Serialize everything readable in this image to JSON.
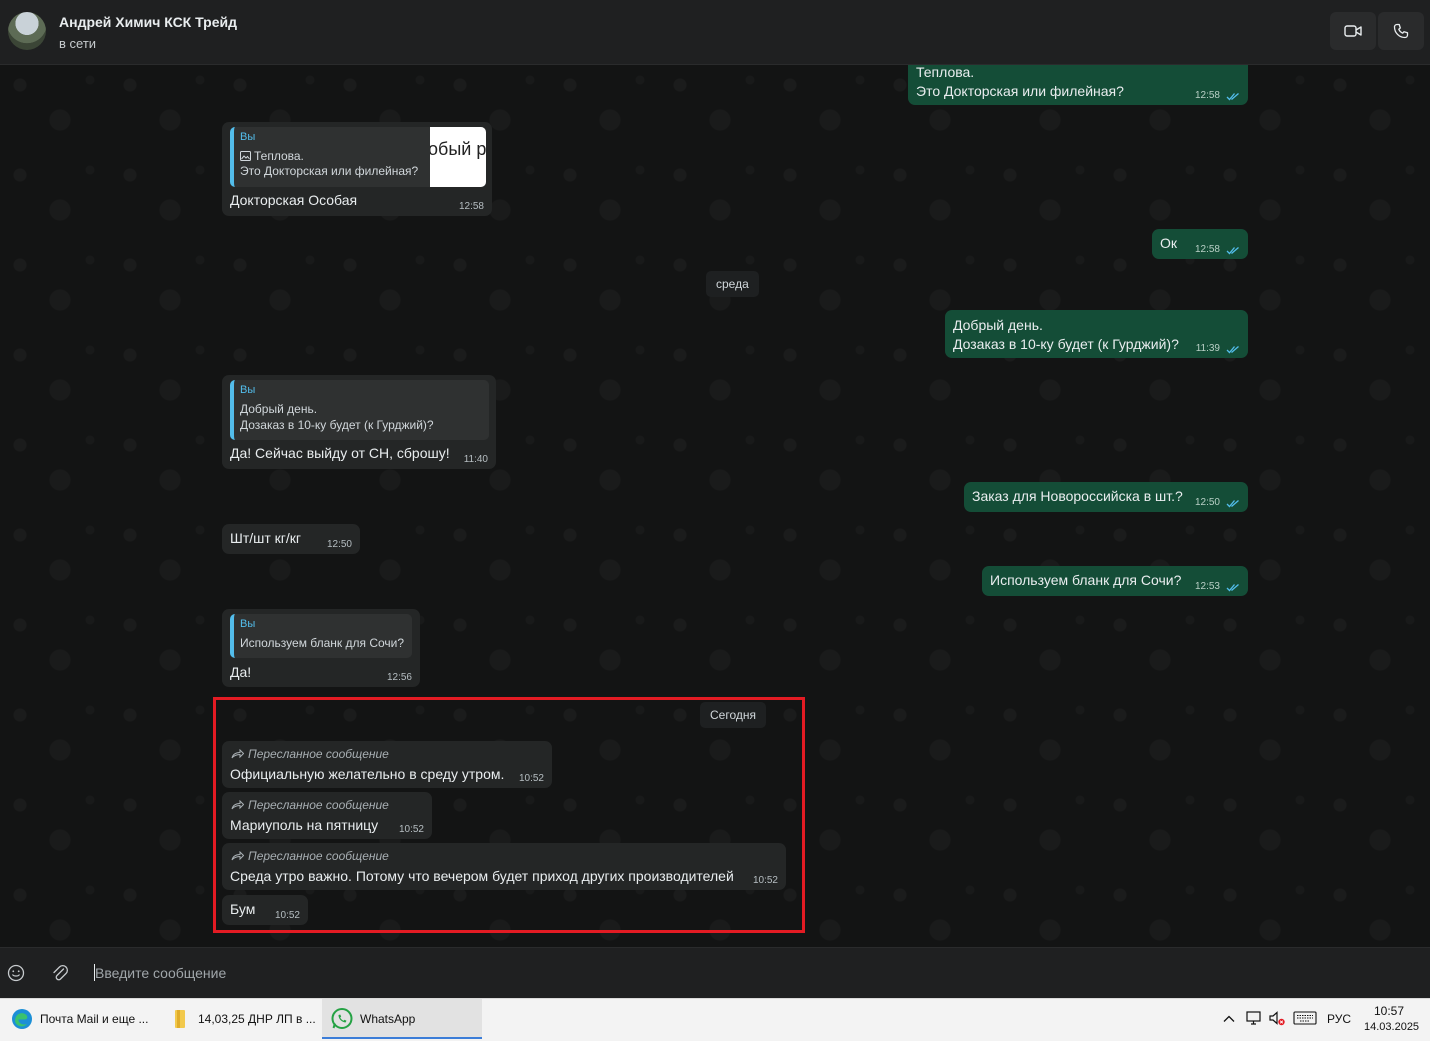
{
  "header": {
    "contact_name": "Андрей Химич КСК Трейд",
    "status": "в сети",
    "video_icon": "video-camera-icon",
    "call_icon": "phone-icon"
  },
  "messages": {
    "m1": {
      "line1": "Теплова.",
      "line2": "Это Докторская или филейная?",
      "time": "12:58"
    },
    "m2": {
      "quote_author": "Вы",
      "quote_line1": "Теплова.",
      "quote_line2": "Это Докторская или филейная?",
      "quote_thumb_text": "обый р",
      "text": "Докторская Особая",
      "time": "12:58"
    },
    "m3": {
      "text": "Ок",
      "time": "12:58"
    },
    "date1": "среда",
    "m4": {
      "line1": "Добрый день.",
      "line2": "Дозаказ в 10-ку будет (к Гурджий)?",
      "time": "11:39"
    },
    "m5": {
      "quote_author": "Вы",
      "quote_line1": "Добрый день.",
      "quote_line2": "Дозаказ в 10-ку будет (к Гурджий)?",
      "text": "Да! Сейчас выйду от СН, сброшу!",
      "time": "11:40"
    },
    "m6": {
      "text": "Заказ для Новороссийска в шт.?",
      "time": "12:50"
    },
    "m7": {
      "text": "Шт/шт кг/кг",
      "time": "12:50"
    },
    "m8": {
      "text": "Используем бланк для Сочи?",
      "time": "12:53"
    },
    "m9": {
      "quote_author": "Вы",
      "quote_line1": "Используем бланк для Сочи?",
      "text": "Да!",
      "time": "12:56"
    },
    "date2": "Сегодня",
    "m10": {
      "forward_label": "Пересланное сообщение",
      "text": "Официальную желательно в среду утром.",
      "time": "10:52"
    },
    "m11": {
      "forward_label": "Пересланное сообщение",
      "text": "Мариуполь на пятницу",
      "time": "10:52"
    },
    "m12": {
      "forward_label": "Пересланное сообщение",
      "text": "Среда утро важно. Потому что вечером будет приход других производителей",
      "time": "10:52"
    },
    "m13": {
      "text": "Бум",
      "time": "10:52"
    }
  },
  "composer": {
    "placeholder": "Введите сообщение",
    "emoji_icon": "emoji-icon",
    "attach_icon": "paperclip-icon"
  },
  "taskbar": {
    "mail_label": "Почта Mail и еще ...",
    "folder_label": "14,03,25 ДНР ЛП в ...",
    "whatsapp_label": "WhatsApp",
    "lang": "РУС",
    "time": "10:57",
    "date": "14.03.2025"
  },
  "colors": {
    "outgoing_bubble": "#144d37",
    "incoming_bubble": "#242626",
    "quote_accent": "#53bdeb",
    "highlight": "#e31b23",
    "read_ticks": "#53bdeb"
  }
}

--------------------------------

» JOB
Show, from the listing above, each line that contains the word "Сочи".

» EXPECTED OUTPUT
      "text": "Используем бланк для Сочи?",
      "quote_line1": "Используем бланк для Сочи?",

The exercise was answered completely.